WRITTEN TASK: The records below must be written out exactly, with every picture left behind.

SUPPLIED ENTRIES:
□ □ □
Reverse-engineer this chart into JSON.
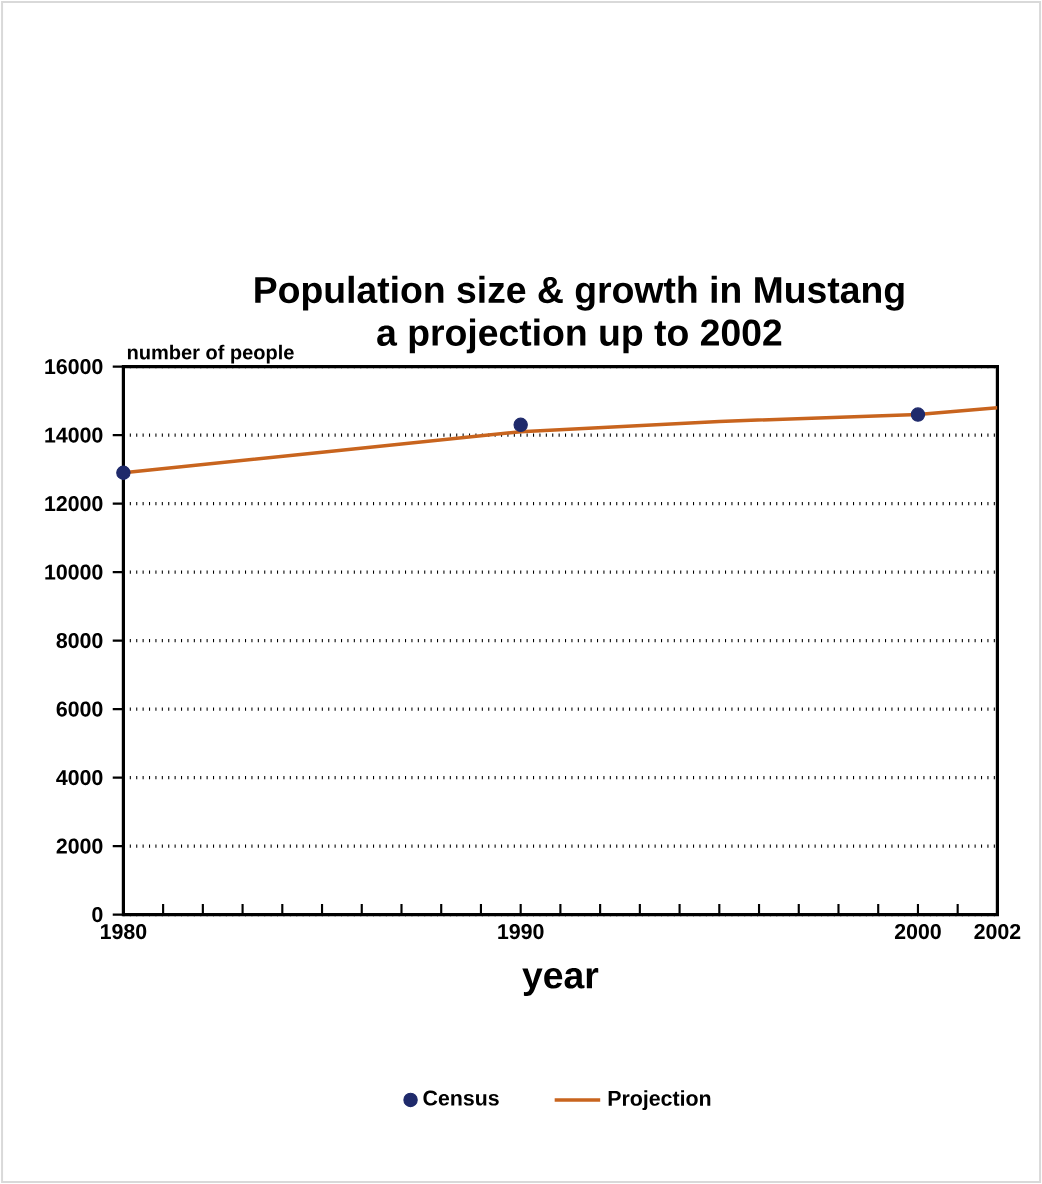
{
  "chart_data": {
    "type": "line",
    "title": "Population size & growth in Mustang",
    "subtitle": "a projection up to 2002",
    "xlabel": "year",
    "ylabel": "number of people",
    "xlim": [
      1980,
      2002
    ],
    "ylim": [
      0,
      16000
    ],
    "xticks": [
      1980,
      {
        "value": 1981,
        "label": null
      },
      {
        "value": 1982,
        "label": null
      },
      {
        "value": 1983,
        "label": null
      },
      {
        "value": 1984,
        "label": null
      },
      {
        "value": 1985,
        "label": null
      },
      {
        "value": 1986,
        "label": null
      },
      {
        "value": 1987,
        "label": null
      },
      {
        "value": 1988,
        "label": null
      },
      {
        "value": 1989,
        "label": null
      },
      1990,
      {
        "value": 1991,
        "label": null
      },
      {
        "value": 1992,
        "label": null
      },
      {
        "value": 1993,
        "label": null
      },
      {
        "value": 1994,
        "label": null
      },
      {
        "value": 1995,
        "label": null
      },
      {
        "value": 1996,
        "label": null
      },
      {
        "value": 1997,
        "label": null
      },
      {
        "value": 1998,
        "label": null
      },
      {
        "value": 1999,
        "label": null
      },
      2000,
      {
        "value": 2001,
        "label": null
      },
      2002
    ],
    "yticks": [
      0,
      2000,
      4000,
      6000,
      8000,
      10000,
      12000,
      14000,
      16000
    ],
    "grid": "y",
    "legend": "bottom",
    "series": [
      {
        "name": "Census",
        "type": "scatter",
        "marker": "circle",
        "color": "#1f2a6b",
        "x": [
          1980,
          1990,
          2000
        ],
        "values": [
          12900,
          14300,
          14600
        ]
      },
      {
        "name": "Projection",
        "marker": "none",
        "line_style": "solid",
        "color": "#c8641e",
        "x": [
          1980,
          1985,
          1990,
          1995,
          2000,
          2002
        ],
        "values": [
          12900,
          13500,
          14100,
          14400,
          14600,
          14800
        ]
      }
    ]
  }
}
□ □ □
WRITTEN SOLUTION:
Reverse-engineer this chart into JSON.
{
  "chart_data": {
    "type": "line",
    "title": "Population size & growth in Mustang",
    "subtitle": "a projection up to 2002",
    "xlabel": "year",
    "ylabel": "number of people",
    "xlim": [
      1980,
      2002
    ],
    "ylim": [
      0,
      16000
    ],
    "xticks": [
      1980,
      {
        "value": 1981,
        "label": null
      },
      {
        "value": 1982,
        "label": null
      },
      {
        "value": 1983,
        "label": null
      },
      {
        "value": 1984,
        "label": null
      },
      {
        "value": 1985,
        "label": null
      },
      {
        "value": 1986,
        "label": null
      },
      {
        "value": 1987,
        "label": null
      },
      {
        "value": 1988,
        "label": null
      },
      {
        "value": 1989,
        "label": null
      },
      1990,
      {
        "value": 1991,
        "label": null
      },
      {
        "value": 1992,
        "label": null
      },
      {
        "value": 1993,
        "label": null
      },
      {
        "value": 1994,
        "label": null
      },
      {
        "value": 1995,
        "label": null
      },
      {
        "value": 1996,
        "label": null
      },
      {
        "value": 1997,
        "label": null
      },
      {
        "value": 1998,
        "label": null
      },
      {
        "value": 1999,
        "label": null
      },
      2000,
      {
        "value": 2001,
        "label": null
      },
      2002
    ],
    "yticks": [
      0,
      2000,
      4000,
      6000,
      8000,
      10000,
      12000,
      14000,
      16000
    ],
    "grid": "y",
    "legend": "bottom",
    "series": [
      {
        "name": "Census",
        "type": "scatter",
        "marker": "circle",
        "color": "#1f2a6b",
        "x": [
          1980,
          1990,
          2000
        ],
        "values": [
          12900,
          14300,
          14600
        ]
      },
      {
        "name": "Projection",
        "marker": "none",
        "line_style": "solid",
        "color": "#c8641e",
        "x": [
          1980,
          1985,
          1990,
          1995,
          2000,
          2002
        ],
        "values": [
          12900,
          13500,
          14100,
          14400,
          14600,
          14800
        ]
      }
    ]
  }
}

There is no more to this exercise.